* WORK TO BE COMPLETED
Scan the listing and work out how many lines contain the word "title". Nothing but the number should be given.

--- Start of STORED ROWS ---

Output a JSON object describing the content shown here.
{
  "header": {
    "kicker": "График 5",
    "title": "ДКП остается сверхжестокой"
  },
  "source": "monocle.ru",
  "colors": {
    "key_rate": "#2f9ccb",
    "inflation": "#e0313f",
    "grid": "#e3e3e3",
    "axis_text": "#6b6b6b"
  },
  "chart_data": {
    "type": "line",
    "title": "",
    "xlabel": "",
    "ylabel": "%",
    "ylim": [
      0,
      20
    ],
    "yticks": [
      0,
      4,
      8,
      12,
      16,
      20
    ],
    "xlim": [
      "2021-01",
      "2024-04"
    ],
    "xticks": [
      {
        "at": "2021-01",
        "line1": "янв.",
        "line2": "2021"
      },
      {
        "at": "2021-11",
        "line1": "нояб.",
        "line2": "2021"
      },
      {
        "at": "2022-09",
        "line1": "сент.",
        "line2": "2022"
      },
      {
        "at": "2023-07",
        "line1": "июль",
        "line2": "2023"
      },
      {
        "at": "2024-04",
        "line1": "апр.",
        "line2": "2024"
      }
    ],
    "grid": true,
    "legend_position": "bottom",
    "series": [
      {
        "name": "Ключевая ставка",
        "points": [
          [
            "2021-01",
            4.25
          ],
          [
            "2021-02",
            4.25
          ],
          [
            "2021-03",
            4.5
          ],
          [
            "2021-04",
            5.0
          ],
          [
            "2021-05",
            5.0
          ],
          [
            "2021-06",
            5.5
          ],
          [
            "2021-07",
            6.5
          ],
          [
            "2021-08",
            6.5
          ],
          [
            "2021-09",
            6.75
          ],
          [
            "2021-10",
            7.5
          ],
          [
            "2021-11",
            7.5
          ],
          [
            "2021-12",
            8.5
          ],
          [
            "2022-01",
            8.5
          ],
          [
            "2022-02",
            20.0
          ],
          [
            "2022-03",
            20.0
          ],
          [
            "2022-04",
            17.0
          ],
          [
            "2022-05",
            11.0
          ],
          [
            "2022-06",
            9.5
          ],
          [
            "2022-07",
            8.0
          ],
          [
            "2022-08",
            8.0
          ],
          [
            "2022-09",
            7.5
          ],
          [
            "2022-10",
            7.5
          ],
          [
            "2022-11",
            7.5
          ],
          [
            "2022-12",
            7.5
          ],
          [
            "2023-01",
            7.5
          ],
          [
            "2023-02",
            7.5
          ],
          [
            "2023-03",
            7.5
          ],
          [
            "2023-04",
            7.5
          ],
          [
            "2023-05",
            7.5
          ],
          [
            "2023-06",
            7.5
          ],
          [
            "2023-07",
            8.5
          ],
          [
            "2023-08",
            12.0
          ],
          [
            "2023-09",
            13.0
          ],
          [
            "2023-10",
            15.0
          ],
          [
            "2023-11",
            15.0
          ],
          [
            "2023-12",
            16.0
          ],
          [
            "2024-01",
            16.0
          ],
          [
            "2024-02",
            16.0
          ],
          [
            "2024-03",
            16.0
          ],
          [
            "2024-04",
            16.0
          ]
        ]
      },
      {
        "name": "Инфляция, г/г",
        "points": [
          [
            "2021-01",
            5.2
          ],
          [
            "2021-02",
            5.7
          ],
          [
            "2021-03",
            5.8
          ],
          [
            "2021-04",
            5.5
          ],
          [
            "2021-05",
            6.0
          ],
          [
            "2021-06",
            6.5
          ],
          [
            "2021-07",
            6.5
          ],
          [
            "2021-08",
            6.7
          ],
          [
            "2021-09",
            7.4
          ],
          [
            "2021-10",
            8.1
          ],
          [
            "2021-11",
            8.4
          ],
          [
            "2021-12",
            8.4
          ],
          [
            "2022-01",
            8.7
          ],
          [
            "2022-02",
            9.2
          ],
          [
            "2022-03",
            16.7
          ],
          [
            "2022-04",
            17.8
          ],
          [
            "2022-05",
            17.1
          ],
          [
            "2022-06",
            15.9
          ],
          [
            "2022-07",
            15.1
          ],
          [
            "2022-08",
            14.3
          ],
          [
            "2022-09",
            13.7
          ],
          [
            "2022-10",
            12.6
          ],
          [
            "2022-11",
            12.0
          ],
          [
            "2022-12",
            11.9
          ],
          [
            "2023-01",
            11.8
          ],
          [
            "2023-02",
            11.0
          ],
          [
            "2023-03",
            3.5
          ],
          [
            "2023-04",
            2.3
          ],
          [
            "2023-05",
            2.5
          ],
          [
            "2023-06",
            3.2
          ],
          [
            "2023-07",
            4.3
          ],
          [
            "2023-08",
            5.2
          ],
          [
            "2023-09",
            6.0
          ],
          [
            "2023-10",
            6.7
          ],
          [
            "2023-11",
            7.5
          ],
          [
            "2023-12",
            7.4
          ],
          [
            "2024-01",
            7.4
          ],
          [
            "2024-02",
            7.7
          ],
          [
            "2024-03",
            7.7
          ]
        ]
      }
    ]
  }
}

--- End of STORED ROWS ---
--- Start of STORED ROWS ---

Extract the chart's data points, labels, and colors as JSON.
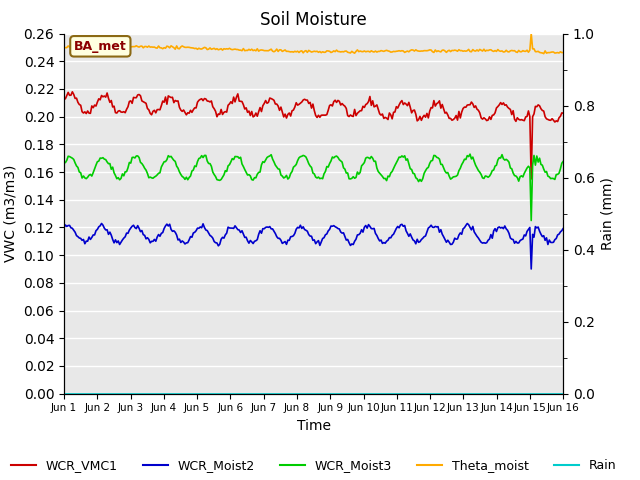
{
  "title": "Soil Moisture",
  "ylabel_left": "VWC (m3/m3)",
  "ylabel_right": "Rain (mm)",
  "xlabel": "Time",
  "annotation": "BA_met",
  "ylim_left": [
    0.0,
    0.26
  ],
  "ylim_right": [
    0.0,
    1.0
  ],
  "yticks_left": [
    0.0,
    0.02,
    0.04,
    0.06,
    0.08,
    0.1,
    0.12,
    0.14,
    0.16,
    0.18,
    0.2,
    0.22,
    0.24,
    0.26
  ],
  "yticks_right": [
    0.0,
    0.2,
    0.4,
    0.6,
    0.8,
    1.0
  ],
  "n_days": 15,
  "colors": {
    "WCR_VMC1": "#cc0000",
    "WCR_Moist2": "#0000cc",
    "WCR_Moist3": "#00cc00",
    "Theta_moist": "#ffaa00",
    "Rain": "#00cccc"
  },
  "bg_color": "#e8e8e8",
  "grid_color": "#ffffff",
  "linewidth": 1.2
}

--- End of STORED ROWS ---

* ANSWER FOR THIS EXERCISE
3